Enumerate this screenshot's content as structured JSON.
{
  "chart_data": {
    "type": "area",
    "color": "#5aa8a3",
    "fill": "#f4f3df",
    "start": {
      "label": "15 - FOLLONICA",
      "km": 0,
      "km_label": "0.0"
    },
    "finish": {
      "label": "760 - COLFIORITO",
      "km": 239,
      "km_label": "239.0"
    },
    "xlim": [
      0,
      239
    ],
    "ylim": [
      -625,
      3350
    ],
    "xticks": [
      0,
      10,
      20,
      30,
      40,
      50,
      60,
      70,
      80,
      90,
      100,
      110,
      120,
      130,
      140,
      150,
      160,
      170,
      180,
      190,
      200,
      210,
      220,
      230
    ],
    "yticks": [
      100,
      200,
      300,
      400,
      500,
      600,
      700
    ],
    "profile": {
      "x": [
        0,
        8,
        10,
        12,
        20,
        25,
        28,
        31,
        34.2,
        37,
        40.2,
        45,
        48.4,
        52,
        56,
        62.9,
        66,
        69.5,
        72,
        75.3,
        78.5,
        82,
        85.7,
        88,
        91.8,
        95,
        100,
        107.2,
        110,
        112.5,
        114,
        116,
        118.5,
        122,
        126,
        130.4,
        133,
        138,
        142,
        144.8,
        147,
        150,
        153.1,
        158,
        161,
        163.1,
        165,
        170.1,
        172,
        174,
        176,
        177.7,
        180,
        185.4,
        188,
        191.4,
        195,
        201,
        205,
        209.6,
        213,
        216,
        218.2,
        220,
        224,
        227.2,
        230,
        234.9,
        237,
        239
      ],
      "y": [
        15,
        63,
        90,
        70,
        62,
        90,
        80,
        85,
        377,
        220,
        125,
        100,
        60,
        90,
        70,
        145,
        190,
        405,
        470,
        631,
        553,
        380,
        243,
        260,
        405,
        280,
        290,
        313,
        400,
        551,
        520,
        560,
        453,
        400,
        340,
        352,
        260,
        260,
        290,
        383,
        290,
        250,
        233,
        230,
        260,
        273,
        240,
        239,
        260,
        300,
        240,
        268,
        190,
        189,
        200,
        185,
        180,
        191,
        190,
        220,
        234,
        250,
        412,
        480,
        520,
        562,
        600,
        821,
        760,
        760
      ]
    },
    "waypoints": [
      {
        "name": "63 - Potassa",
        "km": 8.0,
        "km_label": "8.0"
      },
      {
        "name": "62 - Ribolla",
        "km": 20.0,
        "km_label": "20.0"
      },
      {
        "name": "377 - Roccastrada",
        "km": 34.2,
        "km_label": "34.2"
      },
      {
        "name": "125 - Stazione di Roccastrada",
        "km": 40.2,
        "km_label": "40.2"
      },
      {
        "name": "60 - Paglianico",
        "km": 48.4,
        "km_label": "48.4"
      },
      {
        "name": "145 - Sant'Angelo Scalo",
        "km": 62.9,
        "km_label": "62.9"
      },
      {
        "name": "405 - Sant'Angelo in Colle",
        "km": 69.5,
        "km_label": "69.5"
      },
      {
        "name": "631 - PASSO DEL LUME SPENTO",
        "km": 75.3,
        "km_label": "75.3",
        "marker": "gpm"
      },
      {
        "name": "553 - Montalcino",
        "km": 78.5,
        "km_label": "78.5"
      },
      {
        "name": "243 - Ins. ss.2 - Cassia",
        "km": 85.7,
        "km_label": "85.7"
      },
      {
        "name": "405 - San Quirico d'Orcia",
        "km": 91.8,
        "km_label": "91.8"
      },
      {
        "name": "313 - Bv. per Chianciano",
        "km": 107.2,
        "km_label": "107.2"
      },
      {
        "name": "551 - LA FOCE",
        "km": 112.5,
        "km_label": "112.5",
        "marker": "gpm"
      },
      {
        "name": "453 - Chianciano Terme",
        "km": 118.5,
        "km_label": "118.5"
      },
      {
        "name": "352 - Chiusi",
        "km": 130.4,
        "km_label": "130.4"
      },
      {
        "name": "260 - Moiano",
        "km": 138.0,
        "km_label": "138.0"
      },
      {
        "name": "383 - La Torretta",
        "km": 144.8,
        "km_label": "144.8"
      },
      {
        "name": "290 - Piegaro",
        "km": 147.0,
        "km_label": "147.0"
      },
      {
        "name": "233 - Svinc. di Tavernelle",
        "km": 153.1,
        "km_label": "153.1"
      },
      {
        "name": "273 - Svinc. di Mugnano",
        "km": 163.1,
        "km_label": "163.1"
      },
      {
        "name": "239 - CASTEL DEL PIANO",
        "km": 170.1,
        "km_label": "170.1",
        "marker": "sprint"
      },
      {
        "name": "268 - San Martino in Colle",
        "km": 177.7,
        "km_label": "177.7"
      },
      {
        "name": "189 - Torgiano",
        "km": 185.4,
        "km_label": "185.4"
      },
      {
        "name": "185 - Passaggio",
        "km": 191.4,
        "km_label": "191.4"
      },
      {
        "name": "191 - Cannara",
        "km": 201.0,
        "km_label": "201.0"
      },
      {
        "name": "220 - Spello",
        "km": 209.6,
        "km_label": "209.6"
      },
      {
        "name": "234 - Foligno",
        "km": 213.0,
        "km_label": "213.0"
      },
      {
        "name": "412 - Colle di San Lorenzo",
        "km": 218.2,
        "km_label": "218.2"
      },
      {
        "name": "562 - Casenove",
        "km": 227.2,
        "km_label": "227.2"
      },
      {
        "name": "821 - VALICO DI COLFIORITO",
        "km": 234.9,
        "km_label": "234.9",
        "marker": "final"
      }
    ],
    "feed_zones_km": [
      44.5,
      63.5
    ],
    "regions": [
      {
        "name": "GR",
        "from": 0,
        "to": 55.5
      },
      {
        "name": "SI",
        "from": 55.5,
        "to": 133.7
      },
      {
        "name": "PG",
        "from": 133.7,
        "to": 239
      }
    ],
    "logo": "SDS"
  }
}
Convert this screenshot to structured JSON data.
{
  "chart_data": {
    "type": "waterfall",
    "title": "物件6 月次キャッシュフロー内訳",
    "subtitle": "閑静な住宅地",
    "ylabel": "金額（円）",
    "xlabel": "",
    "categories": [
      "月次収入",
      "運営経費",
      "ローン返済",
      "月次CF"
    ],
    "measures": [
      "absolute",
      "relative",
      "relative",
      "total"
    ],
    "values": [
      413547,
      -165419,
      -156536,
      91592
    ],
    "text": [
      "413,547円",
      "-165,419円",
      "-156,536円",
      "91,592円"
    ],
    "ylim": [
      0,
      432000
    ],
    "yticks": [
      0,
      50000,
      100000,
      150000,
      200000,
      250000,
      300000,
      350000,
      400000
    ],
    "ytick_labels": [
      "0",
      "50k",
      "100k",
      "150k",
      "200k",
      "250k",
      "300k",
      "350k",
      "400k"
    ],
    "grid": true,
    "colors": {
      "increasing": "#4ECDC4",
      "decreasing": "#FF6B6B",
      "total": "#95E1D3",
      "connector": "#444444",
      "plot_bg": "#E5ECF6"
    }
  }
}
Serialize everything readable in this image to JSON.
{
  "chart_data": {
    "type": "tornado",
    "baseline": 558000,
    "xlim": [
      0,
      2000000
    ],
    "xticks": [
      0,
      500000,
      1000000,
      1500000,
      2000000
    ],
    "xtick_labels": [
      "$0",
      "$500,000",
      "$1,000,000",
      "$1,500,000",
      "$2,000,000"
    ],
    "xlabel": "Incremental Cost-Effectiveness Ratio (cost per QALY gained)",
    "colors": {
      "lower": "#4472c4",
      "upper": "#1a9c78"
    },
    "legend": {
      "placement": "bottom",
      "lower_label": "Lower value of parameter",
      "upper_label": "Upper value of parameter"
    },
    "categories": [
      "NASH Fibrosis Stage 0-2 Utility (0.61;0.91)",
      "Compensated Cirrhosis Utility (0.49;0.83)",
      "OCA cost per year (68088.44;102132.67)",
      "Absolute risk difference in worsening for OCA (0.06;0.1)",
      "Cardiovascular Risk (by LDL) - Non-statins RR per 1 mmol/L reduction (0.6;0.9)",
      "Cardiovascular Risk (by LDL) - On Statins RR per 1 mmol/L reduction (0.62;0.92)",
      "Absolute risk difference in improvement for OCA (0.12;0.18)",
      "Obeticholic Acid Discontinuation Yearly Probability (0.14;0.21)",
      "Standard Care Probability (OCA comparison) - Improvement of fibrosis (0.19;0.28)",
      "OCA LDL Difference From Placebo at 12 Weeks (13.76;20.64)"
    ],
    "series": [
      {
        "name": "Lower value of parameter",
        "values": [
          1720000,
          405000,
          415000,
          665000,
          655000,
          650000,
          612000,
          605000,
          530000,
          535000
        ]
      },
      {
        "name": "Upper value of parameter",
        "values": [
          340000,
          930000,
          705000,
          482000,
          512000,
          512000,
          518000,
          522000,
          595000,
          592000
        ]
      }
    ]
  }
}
• • • • •
EXERCISE AIM -
Go through the preceding material and copy each line that has the word "parameter".

EXERCISE RESPONSE -
      "lower_label": "Lower value of parameter",
      "upper_label": "Upper value of parameter"
        "name": "Lower value of parameter",
        "name": "Upper value of parameter",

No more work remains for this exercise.